YOUR INSTRUCTIONS:
Pull each line holding "DETAIL" out of the entries below.

Saved entries:

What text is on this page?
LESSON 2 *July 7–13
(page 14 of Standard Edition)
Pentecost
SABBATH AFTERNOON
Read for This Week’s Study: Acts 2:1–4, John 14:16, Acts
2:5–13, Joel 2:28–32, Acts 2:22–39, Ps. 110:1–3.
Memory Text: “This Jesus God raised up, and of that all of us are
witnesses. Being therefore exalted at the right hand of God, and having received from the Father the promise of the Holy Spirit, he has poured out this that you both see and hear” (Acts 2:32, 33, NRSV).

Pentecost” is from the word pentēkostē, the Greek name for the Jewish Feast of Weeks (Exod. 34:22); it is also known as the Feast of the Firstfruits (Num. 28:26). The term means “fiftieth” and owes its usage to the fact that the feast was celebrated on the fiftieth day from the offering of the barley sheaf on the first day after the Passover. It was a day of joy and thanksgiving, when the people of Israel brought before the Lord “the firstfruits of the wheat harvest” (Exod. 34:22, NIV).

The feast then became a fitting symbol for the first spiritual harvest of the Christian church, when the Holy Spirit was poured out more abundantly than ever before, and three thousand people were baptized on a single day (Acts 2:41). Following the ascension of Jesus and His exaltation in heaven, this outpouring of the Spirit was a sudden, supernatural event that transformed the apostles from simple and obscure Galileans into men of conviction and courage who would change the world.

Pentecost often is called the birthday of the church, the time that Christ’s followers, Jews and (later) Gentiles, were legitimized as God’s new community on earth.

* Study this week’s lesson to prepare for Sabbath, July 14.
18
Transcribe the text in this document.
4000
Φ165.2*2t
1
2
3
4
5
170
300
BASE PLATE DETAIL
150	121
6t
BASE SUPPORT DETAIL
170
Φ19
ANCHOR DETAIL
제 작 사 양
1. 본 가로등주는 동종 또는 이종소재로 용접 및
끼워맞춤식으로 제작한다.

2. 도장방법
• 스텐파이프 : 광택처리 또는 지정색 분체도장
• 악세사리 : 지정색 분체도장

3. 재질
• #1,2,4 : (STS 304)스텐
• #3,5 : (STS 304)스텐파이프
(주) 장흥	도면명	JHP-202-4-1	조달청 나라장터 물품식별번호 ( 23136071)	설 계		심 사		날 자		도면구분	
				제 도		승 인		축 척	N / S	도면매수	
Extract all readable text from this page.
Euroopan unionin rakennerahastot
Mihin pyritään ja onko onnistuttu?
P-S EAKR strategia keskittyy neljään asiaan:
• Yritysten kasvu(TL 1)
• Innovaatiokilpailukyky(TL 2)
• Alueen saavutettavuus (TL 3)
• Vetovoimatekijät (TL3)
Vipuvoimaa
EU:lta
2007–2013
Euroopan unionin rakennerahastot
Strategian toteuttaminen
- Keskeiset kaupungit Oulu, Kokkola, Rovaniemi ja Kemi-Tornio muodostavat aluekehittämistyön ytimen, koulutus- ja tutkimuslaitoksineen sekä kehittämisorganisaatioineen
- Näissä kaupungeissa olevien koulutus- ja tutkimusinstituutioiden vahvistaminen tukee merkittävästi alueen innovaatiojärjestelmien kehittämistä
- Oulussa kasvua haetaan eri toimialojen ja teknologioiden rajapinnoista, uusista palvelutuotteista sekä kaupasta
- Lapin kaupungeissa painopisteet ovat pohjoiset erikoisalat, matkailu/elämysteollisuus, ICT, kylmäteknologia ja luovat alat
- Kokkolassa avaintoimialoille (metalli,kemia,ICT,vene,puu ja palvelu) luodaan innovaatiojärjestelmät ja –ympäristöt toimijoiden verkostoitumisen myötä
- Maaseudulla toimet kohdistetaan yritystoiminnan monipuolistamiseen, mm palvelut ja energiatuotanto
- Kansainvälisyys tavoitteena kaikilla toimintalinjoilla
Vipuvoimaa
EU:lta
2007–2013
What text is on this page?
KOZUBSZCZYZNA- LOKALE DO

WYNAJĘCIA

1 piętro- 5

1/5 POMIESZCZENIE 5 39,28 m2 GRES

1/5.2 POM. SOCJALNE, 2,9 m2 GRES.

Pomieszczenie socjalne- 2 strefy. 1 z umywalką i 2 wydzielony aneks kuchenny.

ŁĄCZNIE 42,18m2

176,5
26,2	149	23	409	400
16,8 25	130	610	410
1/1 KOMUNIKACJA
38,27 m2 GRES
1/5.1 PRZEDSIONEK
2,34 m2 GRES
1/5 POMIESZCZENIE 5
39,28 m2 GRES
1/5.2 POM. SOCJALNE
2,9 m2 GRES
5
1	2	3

ANSWER IN FULL:
BASE PLATE DETAIL
BASE SUPPORT DETAIL
ANCHOR DETAIL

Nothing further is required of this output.